### Task prompt
How many lines in the entries below contain the string "track"? Treat uppercase and lowercase as different, and reply with the number alone.

Dataset rows
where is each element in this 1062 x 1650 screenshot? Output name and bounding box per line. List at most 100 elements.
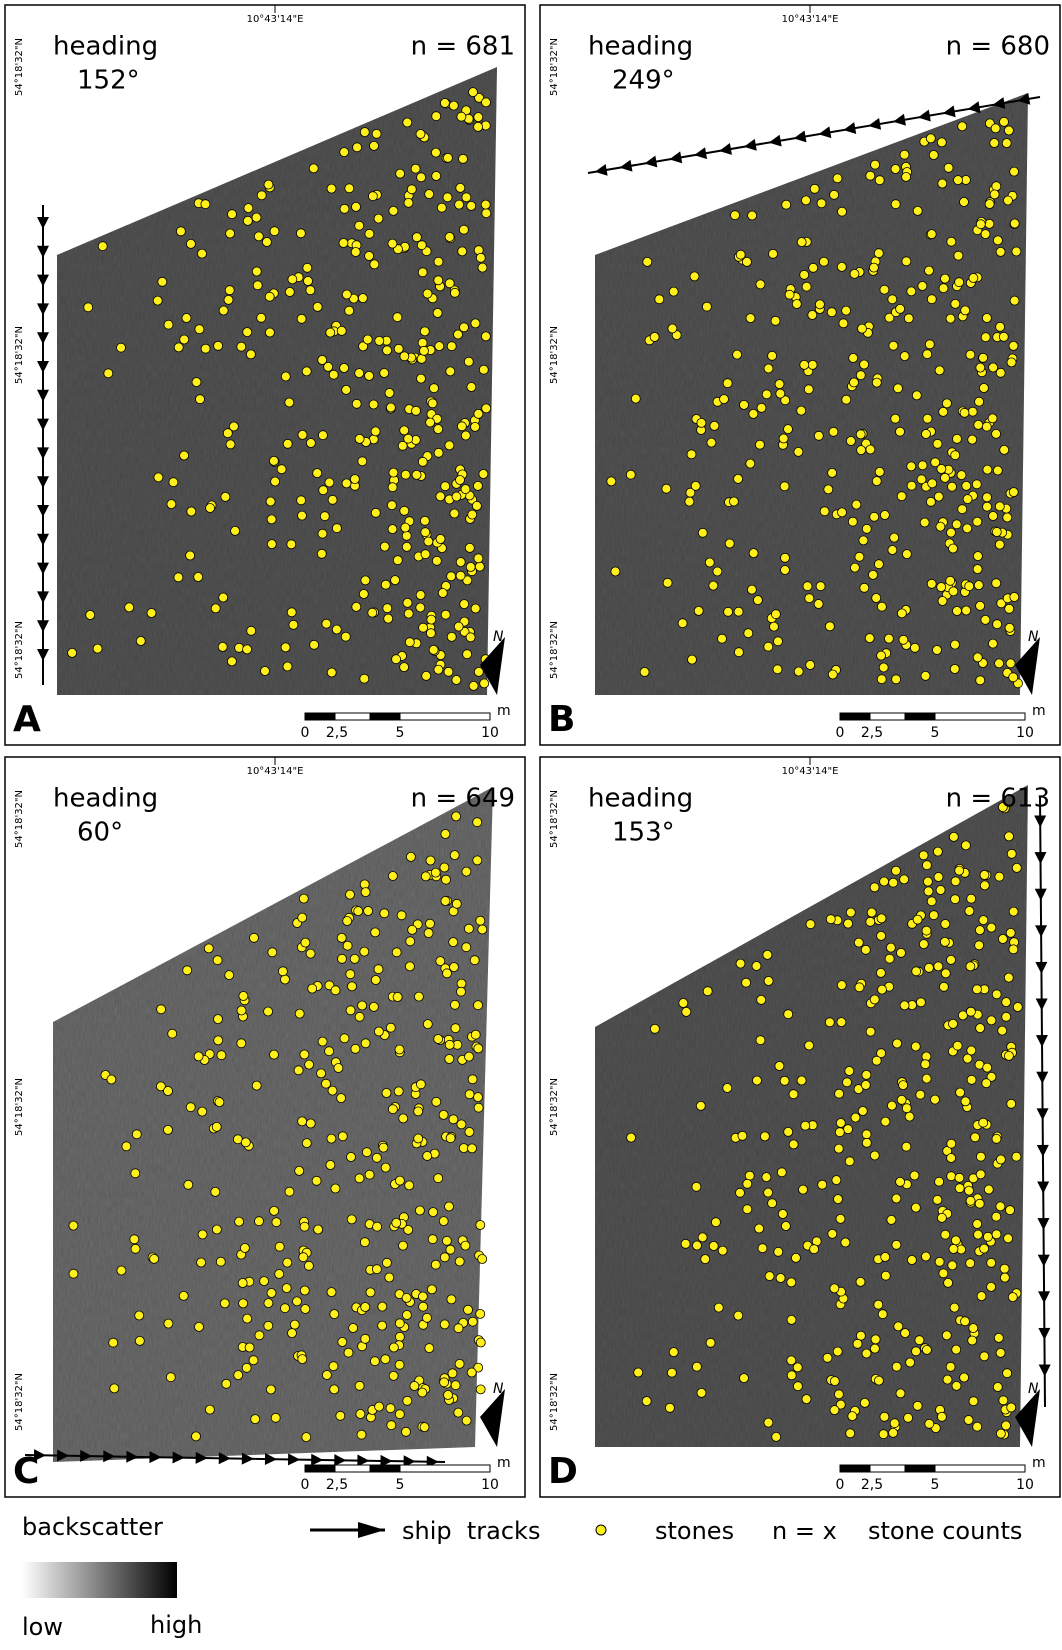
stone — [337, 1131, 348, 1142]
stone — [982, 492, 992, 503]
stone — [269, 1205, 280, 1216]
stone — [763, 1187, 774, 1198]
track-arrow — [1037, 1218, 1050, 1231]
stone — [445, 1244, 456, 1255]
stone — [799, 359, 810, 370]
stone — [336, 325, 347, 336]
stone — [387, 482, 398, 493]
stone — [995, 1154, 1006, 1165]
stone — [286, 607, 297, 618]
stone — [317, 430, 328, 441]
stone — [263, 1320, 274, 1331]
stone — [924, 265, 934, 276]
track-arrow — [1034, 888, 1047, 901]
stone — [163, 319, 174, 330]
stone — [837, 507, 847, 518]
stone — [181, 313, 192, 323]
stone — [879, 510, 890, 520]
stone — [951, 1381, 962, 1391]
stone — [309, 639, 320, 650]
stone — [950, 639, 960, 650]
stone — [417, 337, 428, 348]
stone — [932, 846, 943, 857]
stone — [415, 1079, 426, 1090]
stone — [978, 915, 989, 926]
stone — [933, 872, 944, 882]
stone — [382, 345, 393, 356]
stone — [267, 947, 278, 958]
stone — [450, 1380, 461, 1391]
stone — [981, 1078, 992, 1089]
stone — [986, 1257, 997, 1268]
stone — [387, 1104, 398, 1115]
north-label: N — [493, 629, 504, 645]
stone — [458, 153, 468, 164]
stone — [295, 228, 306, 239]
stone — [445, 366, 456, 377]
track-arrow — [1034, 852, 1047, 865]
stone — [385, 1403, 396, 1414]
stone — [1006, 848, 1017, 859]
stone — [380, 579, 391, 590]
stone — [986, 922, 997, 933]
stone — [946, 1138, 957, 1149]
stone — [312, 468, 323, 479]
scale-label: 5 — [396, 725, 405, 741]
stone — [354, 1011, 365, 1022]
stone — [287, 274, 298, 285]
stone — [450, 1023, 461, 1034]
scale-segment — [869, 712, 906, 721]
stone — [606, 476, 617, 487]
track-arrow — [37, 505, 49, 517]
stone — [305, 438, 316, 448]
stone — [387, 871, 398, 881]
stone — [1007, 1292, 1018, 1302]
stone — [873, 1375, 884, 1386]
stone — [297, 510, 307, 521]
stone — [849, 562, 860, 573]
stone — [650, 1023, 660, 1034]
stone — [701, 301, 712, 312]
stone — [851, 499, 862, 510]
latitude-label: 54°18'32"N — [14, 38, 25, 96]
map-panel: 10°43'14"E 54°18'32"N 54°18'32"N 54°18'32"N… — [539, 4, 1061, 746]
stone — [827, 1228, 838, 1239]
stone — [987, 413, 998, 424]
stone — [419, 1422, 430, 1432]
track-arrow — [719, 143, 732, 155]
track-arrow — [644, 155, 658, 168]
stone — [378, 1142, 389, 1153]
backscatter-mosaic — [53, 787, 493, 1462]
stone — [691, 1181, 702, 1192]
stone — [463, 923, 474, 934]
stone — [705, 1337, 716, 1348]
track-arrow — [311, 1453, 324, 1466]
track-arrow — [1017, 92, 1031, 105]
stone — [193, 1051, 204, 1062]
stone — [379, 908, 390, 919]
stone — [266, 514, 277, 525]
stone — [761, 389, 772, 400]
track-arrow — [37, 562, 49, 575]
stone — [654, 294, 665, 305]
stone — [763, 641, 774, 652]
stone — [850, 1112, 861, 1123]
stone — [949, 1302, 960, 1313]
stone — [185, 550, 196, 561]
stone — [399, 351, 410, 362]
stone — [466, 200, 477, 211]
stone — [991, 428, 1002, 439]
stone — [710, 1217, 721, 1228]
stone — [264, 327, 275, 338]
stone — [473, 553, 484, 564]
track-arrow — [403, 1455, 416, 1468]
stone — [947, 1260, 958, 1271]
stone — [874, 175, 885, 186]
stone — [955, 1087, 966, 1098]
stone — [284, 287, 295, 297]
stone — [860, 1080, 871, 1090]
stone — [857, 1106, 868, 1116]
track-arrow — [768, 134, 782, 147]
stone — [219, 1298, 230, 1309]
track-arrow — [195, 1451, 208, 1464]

--

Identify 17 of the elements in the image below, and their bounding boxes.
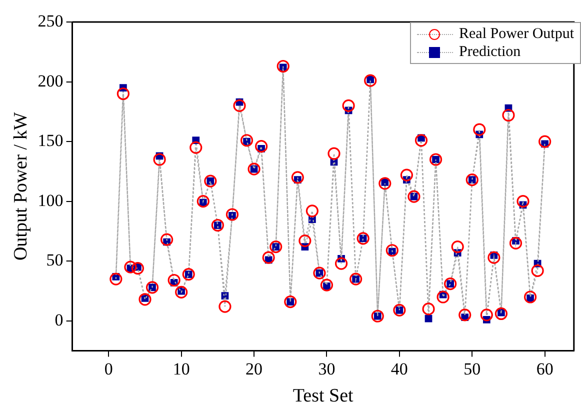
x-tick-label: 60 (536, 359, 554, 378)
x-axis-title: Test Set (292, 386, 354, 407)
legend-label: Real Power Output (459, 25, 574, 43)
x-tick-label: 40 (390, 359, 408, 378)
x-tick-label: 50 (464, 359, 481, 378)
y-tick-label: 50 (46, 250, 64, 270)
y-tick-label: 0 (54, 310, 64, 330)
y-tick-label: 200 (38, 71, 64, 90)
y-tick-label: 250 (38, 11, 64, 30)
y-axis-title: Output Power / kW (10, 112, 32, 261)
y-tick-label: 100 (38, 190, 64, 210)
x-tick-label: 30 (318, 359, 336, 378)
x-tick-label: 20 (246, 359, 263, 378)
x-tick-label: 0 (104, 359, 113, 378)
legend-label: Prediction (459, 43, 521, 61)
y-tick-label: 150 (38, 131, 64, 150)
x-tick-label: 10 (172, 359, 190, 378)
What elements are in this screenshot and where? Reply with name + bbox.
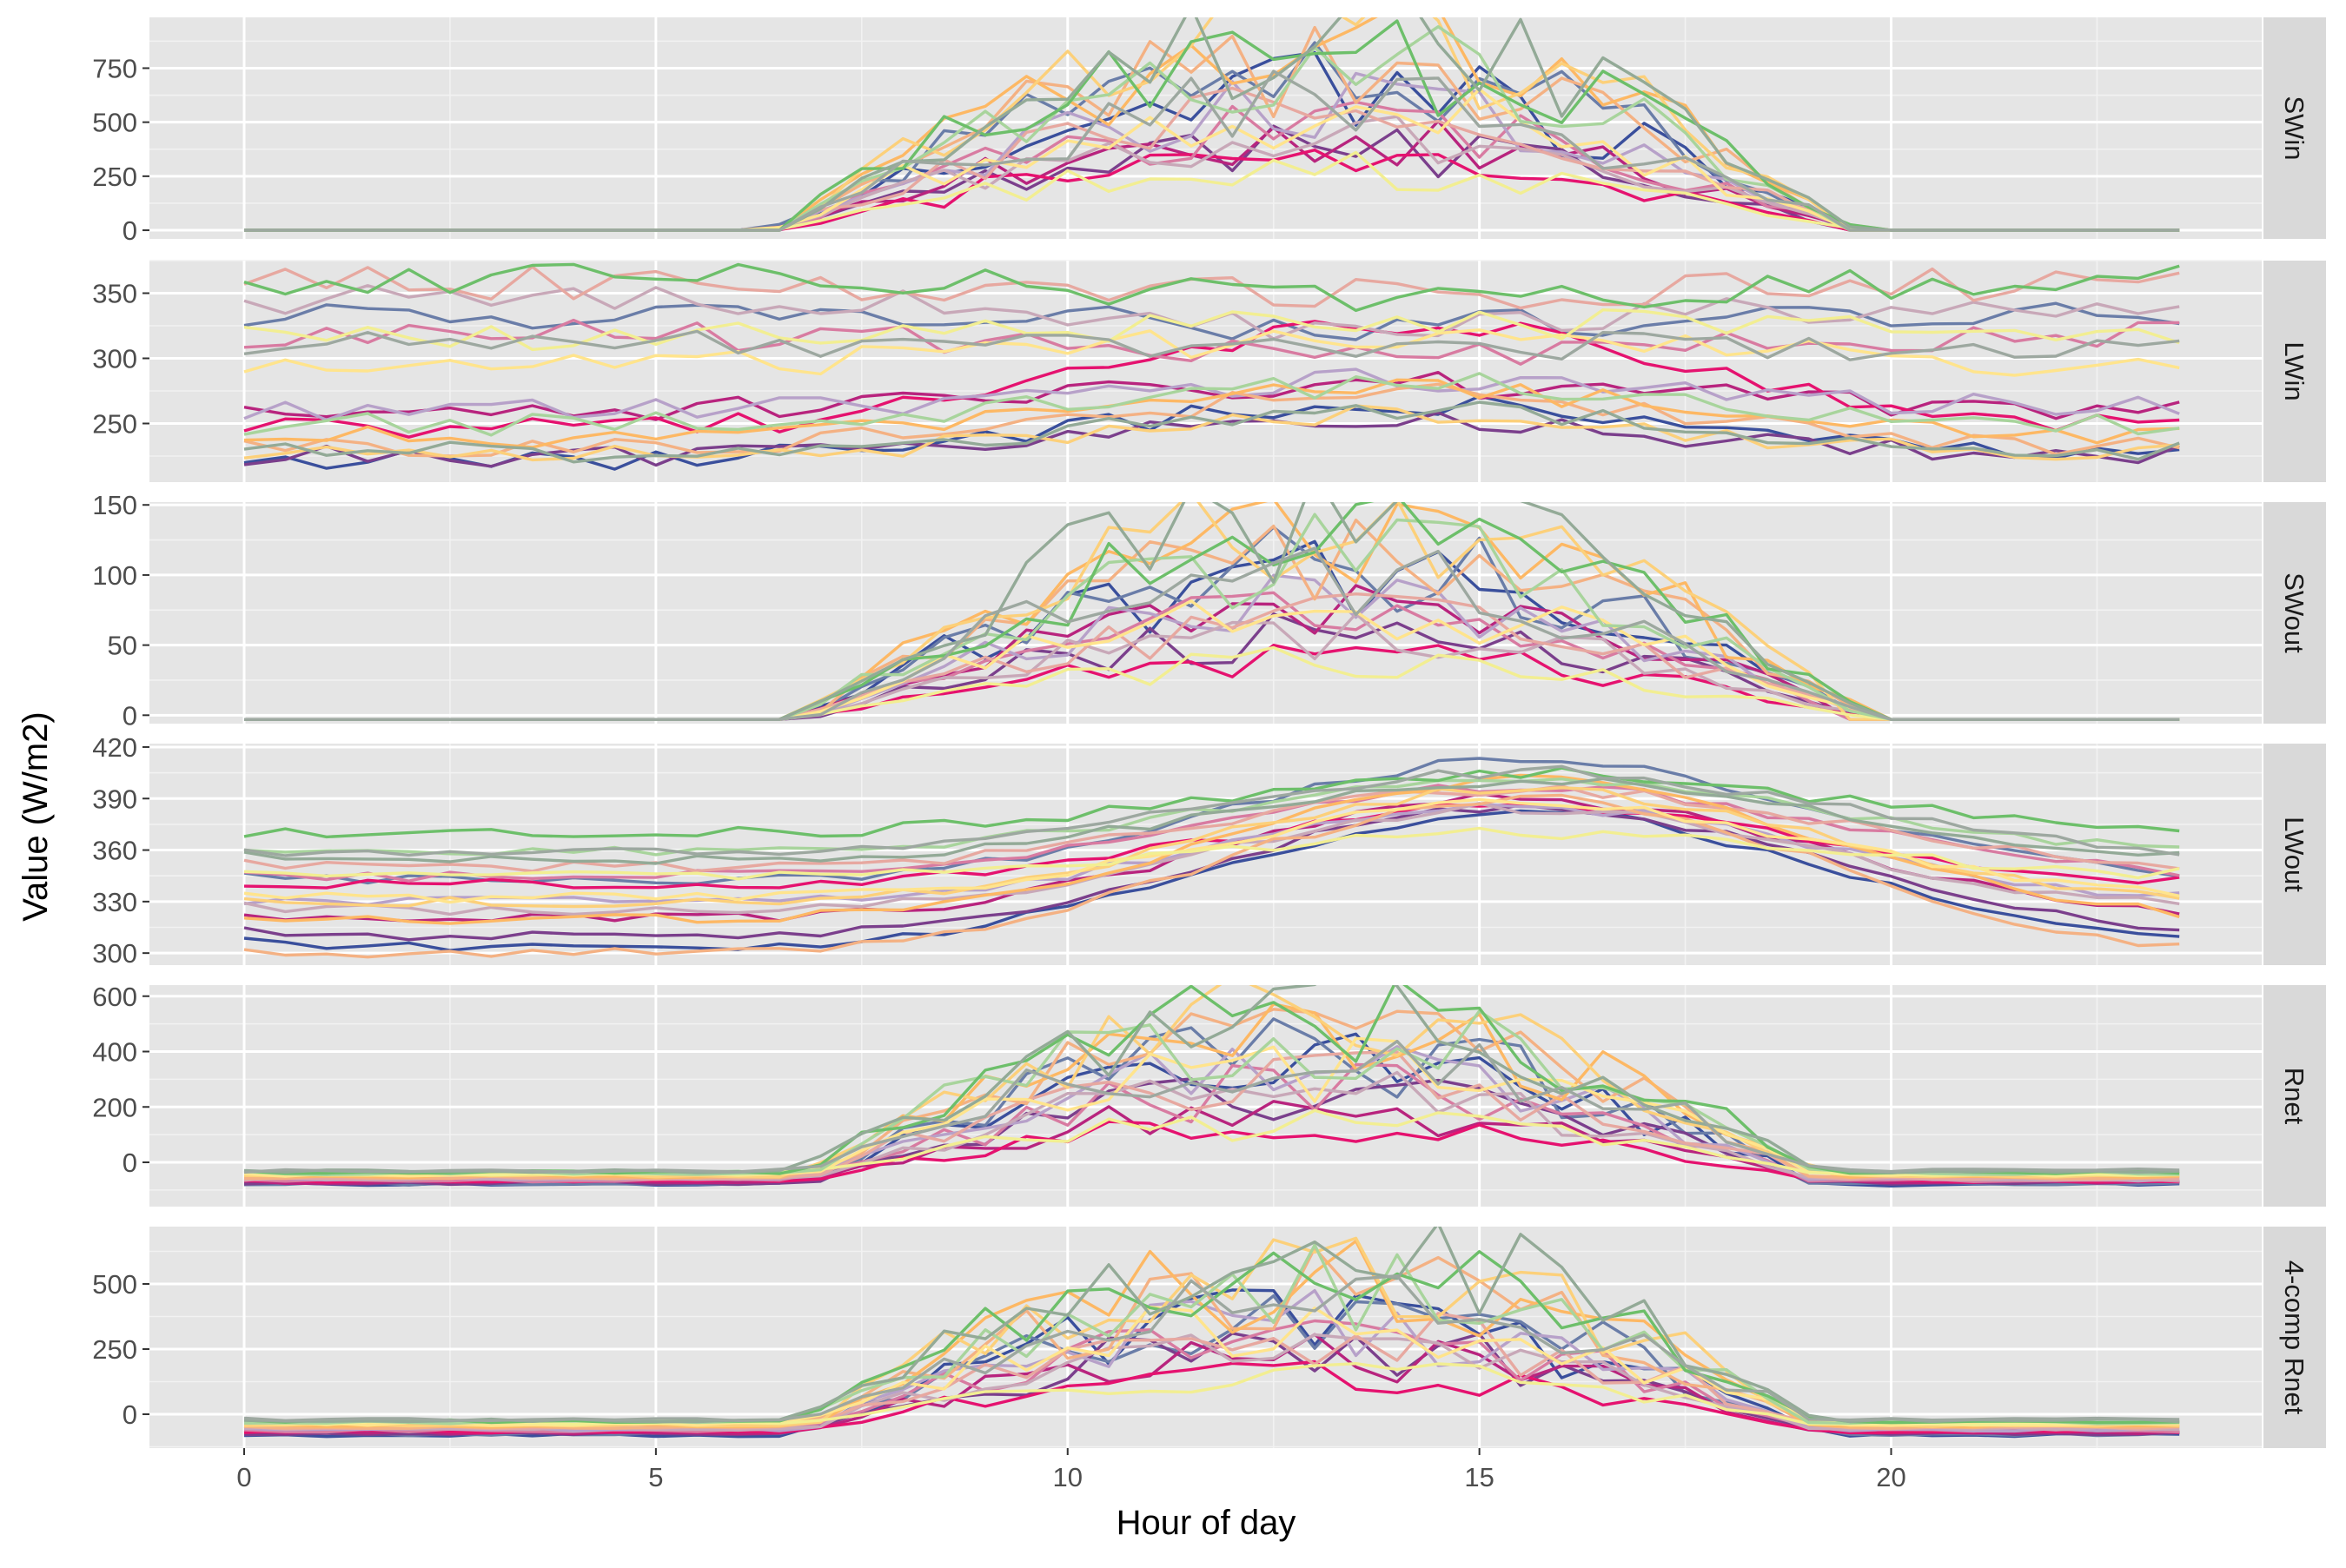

### Written answer
12